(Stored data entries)
_ _ _ _

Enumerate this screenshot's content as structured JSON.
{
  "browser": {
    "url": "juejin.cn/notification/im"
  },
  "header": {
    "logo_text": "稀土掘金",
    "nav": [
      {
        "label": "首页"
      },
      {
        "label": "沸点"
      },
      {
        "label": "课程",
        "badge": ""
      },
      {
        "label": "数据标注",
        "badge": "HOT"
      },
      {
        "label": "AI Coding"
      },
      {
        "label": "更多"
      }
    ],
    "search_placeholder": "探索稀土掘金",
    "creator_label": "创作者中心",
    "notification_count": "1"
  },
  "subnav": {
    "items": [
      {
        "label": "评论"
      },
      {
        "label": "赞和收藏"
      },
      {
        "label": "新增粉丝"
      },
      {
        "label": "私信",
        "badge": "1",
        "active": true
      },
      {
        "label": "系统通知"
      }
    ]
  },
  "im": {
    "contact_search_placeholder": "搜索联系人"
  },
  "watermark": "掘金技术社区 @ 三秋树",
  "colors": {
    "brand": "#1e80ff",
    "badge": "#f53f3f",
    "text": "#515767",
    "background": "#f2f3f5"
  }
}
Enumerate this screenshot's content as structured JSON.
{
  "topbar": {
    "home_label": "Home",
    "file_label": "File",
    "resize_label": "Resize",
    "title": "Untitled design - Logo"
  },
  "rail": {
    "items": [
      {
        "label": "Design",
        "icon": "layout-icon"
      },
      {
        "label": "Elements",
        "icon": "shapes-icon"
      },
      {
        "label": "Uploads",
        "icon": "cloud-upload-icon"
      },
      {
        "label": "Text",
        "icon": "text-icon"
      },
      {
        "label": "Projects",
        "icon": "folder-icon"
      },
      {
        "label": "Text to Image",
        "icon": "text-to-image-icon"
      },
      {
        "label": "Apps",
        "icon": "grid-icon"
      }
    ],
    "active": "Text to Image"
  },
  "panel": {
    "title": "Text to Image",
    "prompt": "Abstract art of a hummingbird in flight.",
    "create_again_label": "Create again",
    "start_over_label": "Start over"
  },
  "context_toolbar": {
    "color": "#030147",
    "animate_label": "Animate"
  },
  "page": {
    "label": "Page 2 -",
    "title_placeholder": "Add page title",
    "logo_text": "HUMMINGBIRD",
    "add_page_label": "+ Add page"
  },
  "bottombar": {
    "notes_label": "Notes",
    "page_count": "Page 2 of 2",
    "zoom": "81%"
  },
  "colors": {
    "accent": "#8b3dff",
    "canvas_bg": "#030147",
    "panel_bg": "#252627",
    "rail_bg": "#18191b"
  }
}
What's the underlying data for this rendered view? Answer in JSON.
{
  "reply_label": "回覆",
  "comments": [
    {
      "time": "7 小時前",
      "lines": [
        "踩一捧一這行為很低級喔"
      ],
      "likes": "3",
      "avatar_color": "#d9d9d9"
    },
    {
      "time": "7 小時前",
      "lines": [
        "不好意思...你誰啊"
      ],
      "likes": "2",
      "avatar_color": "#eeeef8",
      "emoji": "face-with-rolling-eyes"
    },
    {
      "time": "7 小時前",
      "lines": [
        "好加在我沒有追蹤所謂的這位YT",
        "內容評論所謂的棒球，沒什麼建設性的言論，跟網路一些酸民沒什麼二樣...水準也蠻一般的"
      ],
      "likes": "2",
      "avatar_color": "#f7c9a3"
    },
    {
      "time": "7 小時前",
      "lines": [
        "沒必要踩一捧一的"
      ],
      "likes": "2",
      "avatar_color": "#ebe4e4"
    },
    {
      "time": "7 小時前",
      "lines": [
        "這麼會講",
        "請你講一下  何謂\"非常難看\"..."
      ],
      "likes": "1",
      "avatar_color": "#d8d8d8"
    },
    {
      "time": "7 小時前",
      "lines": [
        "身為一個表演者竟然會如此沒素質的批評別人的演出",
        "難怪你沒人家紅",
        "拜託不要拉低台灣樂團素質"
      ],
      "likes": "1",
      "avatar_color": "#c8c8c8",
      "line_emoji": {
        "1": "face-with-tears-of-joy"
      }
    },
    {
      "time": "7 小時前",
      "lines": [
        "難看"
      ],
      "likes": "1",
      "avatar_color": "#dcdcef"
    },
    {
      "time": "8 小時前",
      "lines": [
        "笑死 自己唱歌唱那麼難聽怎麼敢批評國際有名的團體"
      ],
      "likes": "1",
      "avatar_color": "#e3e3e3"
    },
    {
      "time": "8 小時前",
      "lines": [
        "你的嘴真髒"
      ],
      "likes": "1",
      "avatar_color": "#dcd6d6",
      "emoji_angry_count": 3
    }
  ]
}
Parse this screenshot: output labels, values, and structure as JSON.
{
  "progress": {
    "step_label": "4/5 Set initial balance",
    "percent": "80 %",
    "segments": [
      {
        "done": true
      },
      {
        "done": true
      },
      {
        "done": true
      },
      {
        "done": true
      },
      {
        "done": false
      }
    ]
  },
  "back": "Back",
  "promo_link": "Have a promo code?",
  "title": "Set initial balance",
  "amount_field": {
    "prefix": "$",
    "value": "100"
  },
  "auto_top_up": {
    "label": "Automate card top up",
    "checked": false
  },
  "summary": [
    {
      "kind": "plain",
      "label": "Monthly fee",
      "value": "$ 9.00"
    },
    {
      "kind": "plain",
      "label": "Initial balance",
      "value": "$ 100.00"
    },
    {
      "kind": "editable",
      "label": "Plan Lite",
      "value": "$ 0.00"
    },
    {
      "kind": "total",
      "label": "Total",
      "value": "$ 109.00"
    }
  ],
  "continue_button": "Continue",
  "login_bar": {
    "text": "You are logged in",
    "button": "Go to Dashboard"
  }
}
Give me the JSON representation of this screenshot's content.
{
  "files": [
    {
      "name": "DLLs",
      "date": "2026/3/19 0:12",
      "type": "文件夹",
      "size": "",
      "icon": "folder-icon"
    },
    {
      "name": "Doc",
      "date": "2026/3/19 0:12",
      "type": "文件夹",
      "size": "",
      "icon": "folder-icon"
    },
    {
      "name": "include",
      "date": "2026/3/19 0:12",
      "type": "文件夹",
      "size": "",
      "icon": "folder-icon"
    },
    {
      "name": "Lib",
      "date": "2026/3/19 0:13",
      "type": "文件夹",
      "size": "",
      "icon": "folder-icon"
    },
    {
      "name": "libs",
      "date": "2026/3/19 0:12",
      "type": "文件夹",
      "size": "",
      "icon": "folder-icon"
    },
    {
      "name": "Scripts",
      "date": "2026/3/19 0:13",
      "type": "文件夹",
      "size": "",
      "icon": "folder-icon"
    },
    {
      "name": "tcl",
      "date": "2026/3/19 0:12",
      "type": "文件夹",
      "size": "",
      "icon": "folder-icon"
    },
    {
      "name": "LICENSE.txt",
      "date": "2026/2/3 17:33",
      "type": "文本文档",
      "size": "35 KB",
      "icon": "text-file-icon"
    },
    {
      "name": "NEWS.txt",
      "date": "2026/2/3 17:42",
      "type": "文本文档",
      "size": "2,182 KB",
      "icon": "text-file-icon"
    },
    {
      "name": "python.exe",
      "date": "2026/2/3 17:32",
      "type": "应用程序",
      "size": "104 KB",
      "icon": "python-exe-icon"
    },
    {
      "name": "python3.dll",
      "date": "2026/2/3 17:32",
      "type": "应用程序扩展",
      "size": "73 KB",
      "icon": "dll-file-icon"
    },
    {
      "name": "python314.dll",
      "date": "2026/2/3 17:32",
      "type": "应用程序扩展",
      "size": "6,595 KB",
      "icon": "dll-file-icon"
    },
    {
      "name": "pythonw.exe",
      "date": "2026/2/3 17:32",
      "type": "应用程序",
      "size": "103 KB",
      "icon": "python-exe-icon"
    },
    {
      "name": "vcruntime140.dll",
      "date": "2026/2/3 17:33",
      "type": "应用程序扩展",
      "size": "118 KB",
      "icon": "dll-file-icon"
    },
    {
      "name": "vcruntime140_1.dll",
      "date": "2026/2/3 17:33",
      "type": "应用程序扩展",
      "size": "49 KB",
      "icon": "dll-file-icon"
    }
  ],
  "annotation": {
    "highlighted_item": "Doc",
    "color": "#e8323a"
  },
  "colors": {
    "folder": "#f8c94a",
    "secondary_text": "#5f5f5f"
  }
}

_ _ _ _

▶ **Your instructions**
Locate the lines above that contain "title" and copy them.

▶ **The response**
    "title": "Untitled design - Logo"
    "title": "Text to Image",
    "title_placeholder": "Add page title",
  "title": "Set initial balance",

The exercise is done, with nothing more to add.